EXERCISE GOAL: Search the entries for the word "glyph" and pull out each line that has it.

DATA EXTRACT:

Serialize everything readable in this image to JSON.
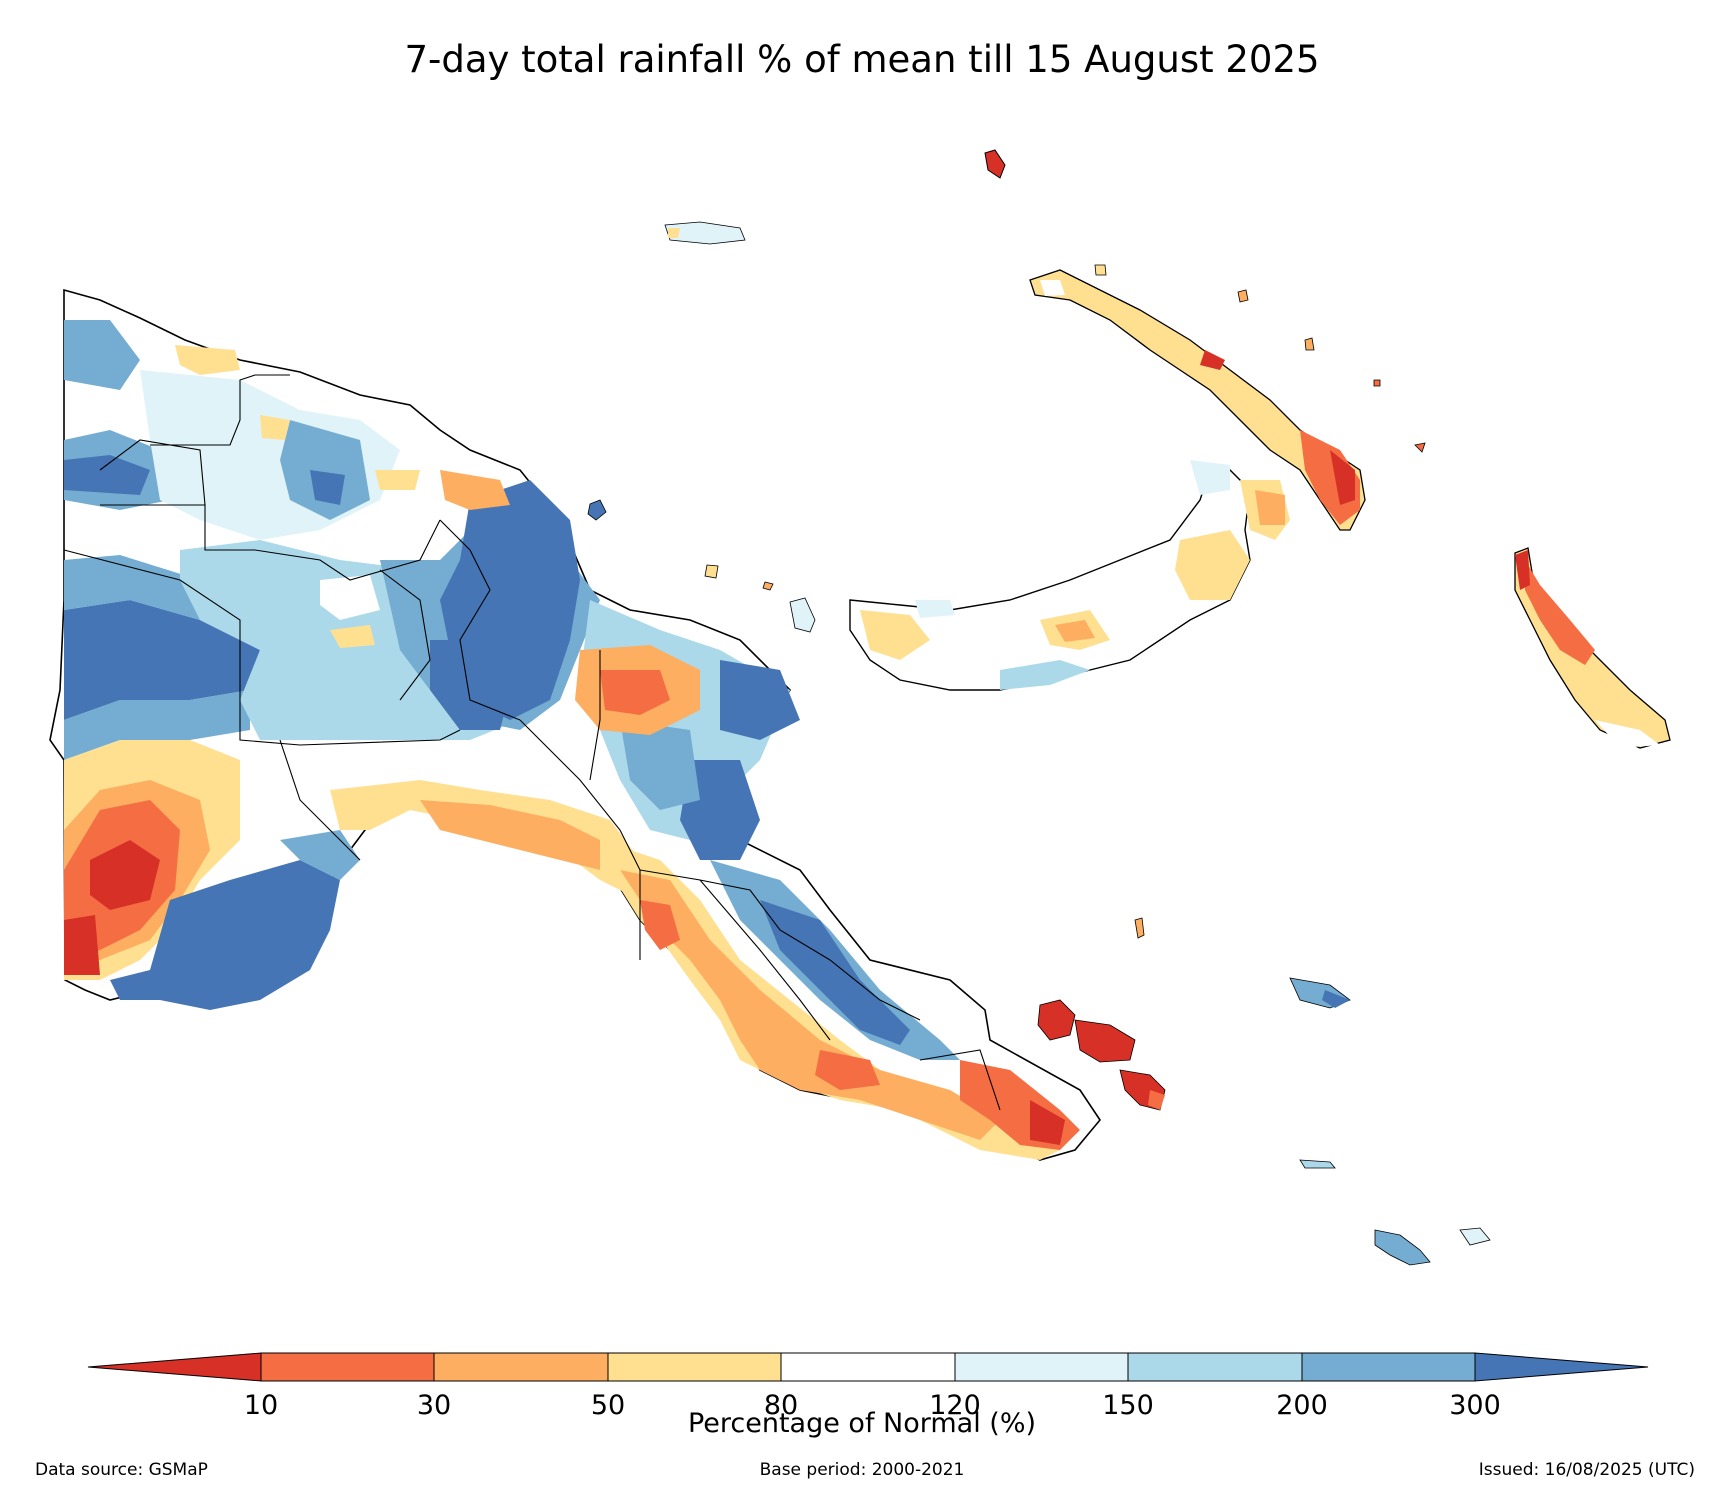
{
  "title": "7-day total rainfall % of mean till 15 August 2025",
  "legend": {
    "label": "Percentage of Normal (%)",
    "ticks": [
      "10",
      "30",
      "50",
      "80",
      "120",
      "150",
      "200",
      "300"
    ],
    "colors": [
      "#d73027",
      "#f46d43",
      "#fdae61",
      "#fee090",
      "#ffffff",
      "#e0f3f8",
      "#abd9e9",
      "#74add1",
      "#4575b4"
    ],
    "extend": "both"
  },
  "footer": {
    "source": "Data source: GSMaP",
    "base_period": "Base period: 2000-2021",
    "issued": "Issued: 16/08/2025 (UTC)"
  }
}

==

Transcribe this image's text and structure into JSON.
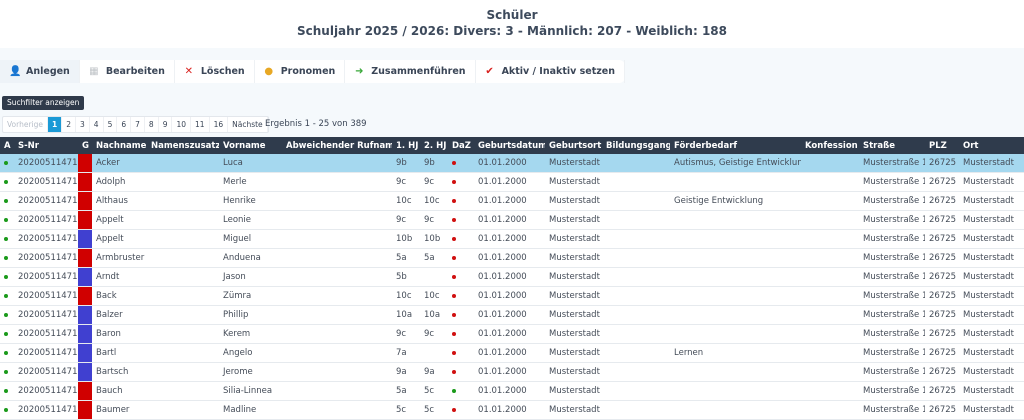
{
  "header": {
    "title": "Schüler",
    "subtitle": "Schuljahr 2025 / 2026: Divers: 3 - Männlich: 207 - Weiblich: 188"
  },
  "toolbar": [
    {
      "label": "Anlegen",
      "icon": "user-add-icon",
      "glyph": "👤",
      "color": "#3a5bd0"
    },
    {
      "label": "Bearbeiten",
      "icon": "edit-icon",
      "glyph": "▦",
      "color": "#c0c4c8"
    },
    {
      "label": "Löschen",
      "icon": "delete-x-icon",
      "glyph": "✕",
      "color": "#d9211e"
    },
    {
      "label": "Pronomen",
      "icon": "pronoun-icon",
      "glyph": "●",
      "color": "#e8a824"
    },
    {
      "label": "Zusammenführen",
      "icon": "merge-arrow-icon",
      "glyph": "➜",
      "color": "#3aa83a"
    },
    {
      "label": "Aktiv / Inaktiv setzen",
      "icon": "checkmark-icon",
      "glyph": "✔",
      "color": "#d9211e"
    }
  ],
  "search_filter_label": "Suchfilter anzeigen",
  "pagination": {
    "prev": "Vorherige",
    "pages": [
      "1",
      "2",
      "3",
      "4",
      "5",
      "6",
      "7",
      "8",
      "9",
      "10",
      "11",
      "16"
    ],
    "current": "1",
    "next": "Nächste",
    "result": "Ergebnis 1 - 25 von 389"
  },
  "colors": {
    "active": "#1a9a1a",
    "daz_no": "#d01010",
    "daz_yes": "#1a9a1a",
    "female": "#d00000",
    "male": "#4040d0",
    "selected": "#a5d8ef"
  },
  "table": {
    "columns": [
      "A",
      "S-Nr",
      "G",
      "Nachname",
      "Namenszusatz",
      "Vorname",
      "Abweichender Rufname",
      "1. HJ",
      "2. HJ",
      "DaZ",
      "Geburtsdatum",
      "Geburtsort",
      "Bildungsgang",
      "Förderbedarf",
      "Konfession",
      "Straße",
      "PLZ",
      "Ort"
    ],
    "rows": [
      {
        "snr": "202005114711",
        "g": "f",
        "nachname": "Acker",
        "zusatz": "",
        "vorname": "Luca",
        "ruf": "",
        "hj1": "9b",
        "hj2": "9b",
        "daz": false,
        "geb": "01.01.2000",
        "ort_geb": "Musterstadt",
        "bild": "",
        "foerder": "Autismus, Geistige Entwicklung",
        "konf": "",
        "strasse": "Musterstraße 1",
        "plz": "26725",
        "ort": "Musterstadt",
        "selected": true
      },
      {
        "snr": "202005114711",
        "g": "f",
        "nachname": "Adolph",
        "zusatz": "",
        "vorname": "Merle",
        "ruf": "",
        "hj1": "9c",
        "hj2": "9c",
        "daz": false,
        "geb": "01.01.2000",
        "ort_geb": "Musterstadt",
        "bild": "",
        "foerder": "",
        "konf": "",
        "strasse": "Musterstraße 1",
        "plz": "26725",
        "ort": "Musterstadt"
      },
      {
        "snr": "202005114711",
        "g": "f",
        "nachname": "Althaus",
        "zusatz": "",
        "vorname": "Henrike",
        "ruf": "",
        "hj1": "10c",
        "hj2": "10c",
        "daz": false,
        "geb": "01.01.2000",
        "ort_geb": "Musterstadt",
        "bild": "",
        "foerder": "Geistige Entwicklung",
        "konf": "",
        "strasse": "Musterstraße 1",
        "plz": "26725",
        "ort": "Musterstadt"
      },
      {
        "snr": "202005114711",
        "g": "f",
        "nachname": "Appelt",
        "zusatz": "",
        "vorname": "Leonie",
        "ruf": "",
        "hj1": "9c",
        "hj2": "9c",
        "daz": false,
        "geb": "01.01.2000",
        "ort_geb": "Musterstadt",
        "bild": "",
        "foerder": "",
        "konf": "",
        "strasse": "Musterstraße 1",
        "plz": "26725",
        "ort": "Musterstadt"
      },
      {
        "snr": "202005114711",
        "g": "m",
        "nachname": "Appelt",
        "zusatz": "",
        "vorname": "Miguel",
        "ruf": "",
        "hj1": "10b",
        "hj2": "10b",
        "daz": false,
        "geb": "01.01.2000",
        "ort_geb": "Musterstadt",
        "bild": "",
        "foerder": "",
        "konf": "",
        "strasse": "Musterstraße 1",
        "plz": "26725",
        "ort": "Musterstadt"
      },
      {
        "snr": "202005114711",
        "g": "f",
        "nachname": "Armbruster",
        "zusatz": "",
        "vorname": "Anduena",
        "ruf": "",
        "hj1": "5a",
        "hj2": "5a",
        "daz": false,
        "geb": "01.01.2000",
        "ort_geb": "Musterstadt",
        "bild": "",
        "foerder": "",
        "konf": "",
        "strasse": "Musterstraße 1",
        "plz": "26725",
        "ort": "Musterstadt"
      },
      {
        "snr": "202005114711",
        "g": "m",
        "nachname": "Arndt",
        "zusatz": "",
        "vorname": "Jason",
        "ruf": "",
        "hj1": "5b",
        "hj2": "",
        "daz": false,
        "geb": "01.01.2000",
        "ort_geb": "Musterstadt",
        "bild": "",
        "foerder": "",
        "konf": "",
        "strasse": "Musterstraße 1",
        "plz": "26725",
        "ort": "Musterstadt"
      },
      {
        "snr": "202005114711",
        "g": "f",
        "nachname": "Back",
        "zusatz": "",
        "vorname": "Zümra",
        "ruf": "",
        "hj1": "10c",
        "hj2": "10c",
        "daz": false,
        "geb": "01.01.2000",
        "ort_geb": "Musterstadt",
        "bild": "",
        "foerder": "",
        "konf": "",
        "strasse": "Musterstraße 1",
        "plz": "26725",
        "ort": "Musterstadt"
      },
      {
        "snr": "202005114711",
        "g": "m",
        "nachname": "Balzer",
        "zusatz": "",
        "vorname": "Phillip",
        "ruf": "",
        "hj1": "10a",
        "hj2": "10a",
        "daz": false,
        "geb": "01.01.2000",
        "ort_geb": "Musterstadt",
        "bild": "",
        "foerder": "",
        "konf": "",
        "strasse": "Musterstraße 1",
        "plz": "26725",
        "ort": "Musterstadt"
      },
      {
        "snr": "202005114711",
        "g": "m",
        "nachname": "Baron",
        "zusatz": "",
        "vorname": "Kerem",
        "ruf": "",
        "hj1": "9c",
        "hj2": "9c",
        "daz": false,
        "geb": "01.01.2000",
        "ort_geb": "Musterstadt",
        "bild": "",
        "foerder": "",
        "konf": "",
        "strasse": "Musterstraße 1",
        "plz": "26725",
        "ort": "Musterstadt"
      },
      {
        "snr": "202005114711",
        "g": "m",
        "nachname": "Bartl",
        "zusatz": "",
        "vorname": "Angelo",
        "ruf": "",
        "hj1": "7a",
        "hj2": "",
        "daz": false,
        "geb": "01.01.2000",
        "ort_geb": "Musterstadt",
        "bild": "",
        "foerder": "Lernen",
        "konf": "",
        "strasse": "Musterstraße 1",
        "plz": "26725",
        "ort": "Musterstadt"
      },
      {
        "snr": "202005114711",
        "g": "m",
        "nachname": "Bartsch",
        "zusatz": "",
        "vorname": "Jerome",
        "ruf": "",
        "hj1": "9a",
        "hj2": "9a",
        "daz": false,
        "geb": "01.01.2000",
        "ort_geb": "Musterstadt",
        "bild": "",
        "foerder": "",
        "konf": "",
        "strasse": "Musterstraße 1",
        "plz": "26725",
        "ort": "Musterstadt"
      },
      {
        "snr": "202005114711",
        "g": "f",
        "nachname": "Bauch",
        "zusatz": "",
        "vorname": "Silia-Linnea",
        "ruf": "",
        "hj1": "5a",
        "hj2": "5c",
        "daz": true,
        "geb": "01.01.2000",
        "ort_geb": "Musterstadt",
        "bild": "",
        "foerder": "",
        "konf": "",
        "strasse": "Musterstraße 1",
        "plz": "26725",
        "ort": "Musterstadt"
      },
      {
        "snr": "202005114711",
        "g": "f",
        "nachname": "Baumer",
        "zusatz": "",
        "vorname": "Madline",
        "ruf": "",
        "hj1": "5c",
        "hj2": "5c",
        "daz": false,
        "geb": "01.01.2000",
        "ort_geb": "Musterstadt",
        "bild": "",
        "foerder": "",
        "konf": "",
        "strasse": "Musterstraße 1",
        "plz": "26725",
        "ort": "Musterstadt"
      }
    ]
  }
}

==

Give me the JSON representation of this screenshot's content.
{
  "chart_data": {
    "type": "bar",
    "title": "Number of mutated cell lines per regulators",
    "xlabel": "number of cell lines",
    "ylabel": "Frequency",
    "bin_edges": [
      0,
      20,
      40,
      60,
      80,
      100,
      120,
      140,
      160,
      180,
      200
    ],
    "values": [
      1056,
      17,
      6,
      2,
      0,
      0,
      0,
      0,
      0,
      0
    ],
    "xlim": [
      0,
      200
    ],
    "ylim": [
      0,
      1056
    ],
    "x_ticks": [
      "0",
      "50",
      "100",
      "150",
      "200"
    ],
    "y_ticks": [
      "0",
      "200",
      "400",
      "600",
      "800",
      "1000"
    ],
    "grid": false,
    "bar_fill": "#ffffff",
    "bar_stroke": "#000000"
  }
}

FINISHED EXERCISE:
      "glyph": "👤",
      "glyph": "▦",
      "glyph": "✕",
      "glyph": "●",
      "glyph": "➜",
      "glyph": "✔",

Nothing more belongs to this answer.